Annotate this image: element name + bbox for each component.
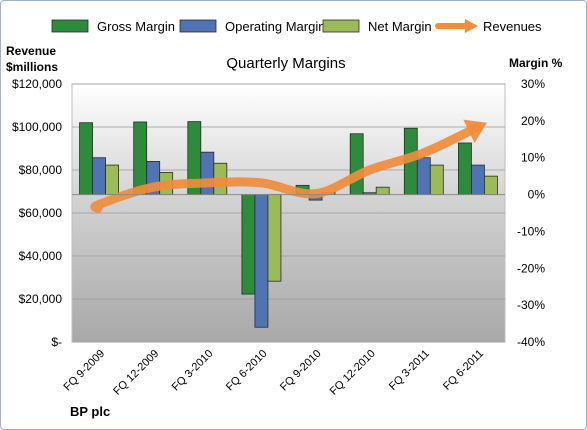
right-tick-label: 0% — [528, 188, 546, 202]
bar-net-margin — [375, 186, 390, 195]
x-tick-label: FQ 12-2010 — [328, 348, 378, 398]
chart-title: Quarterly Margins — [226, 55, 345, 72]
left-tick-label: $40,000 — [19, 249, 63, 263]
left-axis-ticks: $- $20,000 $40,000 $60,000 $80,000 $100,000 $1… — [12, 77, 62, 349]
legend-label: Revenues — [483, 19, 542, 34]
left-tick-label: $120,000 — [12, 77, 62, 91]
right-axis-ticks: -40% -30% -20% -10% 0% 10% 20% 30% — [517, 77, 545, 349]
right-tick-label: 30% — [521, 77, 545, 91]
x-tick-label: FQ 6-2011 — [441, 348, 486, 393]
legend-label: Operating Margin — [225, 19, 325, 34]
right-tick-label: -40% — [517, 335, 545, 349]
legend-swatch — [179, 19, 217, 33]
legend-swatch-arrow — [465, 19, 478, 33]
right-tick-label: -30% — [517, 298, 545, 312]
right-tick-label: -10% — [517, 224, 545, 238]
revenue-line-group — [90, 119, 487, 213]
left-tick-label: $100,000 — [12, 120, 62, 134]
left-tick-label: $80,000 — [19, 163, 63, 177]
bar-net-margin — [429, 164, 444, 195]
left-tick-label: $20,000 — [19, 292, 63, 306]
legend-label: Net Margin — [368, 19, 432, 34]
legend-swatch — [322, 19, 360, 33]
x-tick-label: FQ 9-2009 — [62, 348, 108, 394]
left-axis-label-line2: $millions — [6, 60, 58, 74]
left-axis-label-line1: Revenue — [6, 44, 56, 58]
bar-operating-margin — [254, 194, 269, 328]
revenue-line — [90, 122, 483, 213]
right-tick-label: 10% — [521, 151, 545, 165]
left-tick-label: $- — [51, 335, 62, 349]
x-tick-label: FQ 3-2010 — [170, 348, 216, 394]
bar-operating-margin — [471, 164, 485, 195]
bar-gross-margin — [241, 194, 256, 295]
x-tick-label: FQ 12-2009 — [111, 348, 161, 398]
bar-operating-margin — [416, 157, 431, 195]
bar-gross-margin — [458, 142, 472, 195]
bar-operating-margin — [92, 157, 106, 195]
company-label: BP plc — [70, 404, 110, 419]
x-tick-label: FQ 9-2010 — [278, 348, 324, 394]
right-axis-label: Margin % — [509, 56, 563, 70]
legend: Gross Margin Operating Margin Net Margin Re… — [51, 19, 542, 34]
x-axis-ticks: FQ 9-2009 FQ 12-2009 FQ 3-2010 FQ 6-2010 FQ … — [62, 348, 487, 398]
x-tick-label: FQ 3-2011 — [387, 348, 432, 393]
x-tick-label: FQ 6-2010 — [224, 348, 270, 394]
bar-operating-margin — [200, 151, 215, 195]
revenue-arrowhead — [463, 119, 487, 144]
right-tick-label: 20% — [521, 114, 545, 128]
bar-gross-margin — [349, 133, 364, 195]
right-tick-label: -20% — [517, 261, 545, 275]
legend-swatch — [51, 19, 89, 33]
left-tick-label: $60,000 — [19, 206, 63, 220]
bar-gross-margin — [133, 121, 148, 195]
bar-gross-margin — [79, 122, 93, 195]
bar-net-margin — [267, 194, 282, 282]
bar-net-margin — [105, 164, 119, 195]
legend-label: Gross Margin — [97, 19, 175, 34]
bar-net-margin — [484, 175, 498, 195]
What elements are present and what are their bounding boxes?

What the exercise asks – Rewrite the lines of the listing starting at the line containing "right-tick-label: 0% — [528, 188, 546, 202]" and ending at the line containing "left-tick-label: $120,000 — [12, 77, 62, 91]", substituting "Sales" for "Revenues" and leaving everything else unchanged.

Response for this exercise –
right-tick-label: 0% — [528, 188, 546, 202]
bar-net-margin — [375, 186, 390, 195]
x-tick-label: FQ 12-2010 — [328, 348, 378, 398]
chart-title: Quarterly Margins — [226, 55, 345, 72]
left-tick-label: $40,000 — [19, 249, 63, 263]
left-axis-ticks: $- $20,000 $40,000 $60,000 $80,000 $100,000 $1… — [12, 77, 62, 349]
legend-label: Sales — [483, 19, 542, 34]
left-tick-label: $120,000 — [12, 77, 62, 91]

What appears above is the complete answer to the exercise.